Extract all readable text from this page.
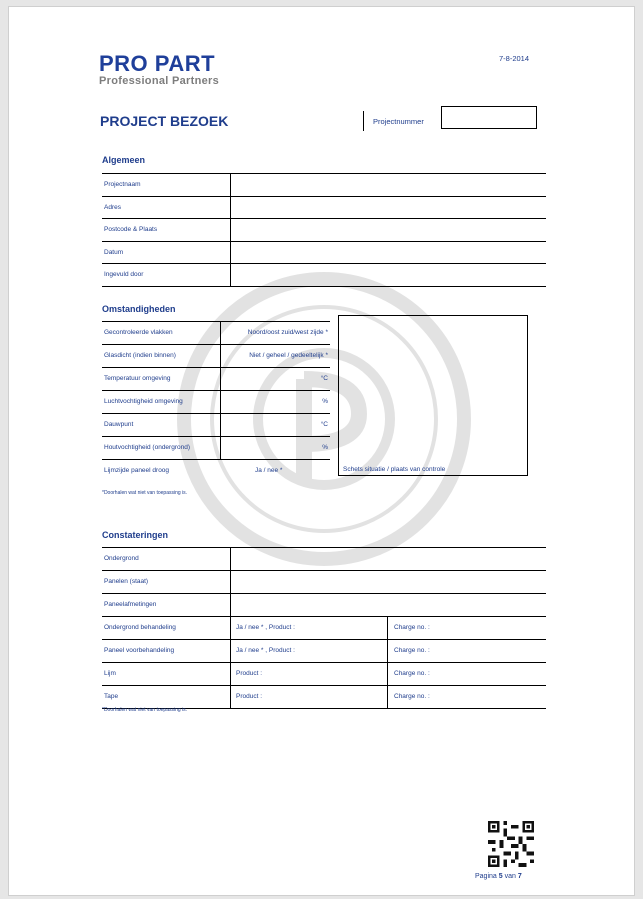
PRO PART
Professional Partners
7-8-2014
PROJECT BEZOEK	Projectnummer
Algemeen
Projectnaam
Adres
Postcode & Plaats
Datum
Ingevuld door
Omstandigheden
Gecontroleerde vlakken	Noord/oost zuid/west zijde *
Glasdicht (indien binnen)	Niet / geheel / gedeeltelijk *
Temperatuur omgeving	°C
Luchtvochtigheid omgeving	%
Dauwpunt	°C
Houtvochtigheid (ondergrond)	%
Lijmzijde paneel droog	Ja / nee *	Schets situatie / plaats van controle
*Doorhalen wat niet van toepassing is.
Constateringen
Ondergrond
Panelen (staat)
Paneelafmetingen
Ondergrond behandeling	Ja / nee * , Product :	Charge no. :
Paneel voorbehandeling	Ja / nee * , Product :	Charge no. :
Lijm	Product :	Charge no. :
Tape	Product :	Charge no. :
*Doorhalen wat niet van toepassing is.
Pagina 5 van 7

====================

INSTRUCTIONS TO FOLLOW - Every record must be copied exactly, with the pictures left out.

RESULT OF THIS TASK -
Extract all readable text from this page.
PRO PART
Professional Partners
7-8-2014
PROJECT BEZOEK	Projectnummer
Algemeen
Projectnaam
Adres
Postcode & Plaats
Datum
Ingevuld door
Omstandigheden
Gecontroleerde vlakken	Noord/oost zuid/west zijde *
Glasdicht (indien binnen)	Niet / geheel / gedeeltelijk *
Temperatuur omgeving	°C
Luchtvochtigheid omgeving	%
Dauwpunt	°C
Houtvochtigheid (ondergrond)	%
Lijmzijde paneel droog	Ja / nee *	Schets situatie / plaats van controle
*Doorhalen wat niet van toepassing is.
Constateringen
Ondergrond
Panelen (staat)
Paneelafmetingen
Ondergrond behandeling	Ja / nee * , Product :	Charge no. :
Paneel voorbehandeling	Ja / nee * , Product :	Charge no. :
Lijm	Product :	Charge no. :
Tape	Product :	Charge no. :
*Doorhalen wat niet van toepassing is.
Pagina 5 van 7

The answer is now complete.